##### ENTRIES #####

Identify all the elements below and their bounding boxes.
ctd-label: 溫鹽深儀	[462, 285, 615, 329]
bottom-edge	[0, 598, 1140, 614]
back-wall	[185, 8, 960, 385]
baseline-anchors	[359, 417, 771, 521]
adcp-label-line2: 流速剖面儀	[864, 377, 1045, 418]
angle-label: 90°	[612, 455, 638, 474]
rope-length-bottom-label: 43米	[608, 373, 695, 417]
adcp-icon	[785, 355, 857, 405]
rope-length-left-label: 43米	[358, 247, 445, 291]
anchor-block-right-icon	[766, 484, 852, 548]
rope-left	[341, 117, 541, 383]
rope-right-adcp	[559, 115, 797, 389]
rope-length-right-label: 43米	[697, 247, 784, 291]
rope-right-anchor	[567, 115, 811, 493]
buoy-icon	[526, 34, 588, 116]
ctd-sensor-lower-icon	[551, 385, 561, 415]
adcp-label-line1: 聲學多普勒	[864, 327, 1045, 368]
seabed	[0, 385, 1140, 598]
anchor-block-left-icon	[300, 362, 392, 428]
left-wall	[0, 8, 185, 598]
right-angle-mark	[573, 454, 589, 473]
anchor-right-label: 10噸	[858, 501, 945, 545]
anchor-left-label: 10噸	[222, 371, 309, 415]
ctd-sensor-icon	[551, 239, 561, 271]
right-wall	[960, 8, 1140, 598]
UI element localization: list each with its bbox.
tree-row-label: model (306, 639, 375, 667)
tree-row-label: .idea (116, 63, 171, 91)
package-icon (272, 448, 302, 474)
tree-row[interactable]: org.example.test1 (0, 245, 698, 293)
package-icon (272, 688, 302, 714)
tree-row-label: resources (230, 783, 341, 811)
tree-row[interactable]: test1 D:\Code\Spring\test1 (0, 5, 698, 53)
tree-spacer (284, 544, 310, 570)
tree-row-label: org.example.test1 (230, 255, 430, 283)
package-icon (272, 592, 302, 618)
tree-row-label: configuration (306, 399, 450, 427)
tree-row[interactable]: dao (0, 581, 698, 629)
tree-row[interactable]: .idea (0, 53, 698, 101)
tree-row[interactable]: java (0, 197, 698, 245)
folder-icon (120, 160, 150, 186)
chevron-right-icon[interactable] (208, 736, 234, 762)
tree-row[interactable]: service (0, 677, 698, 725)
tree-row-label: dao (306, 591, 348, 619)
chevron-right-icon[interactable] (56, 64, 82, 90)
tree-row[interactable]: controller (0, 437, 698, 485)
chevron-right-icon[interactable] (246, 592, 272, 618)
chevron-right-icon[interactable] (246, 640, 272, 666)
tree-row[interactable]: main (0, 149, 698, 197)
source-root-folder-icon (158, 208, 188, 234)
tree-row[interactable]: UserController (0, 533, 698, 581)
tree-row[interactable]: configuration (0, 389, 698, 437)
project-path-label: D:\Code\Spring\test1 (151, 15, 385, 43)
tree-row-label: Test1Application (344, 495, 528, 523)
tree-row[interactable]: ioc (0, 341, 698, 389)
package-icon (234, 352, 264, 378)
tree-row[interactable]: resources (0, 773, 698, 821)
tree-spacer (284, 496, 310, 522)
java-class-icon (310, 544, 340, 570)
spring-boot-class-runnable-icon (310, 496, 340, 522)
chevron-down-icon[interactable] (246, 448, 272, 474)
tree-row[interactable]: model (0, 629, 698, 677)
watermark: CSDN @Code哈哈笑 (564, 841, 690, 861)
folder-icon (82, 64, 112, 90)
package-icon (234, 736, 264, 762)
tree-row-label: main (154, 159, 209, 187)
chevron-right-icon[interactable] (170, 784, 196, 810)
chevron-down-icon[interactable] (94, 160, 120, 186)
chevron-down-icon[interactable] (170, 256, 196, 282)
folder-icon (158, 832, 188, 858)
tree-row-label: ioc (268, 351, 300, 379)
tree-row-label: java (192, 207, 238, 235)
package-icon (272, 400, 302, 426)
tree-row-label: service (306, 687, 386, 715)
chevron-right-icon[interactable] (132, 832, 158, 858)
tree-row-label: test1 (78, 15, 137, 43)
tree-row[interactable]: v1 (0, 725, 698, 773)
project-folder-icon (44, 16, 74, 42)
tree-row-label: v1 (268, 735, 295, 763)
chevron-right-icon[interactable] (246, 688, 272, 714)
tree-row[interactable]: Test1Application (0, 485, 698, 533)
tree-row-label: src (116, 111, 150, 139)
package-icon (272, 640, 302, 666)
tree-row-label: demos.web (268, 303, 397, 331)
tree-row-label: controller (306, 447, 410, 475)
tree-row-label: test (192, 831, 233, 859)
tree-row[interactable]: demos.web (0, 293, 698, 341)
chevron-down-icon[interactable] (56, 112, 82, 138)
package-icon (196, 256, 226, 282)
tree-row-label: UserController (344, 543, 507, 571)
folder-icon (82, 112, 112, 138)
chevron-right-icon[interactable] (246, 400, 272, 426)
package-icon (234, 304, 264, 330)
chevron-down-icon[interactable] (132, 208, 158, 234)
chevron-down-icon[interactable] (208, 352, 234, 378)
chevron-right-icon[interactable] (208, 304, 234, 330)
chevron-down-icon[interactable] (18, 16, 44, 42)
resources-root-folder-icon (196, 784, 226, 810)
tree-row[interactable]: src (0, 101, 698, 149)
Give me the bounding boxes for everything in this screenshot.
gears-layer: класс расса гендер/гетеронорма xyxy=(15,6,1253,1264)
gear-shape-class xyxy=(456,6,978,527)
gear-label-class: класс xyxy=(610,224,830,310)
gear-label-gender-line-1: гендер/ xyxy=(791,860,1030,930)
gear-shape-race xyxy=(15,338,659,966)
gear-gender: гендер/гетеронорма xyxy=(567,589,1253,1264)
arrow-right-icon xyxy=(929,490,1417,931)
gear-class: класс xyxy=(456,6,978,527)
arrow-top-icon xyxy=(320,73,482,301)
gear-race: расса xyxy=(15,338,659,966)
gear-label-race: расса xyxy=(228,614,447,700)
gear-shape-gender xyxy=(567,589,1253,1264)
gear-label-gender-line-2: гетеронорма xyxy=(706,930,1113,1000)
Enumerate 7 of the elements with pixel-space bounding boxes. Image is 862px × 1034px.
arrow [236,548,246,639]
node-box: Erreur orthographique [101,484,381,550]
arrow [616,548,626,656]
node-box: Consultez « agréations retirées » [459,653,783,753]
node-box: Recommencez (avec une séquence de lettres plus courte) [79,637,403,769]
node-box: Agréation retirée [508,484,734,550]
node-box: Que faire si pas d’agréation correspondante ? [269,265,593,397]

#####

**SHORT EXERCISE**
How many lines in the material above contain the string "node"? Reply with the number alone.

**TASK RESULT**
5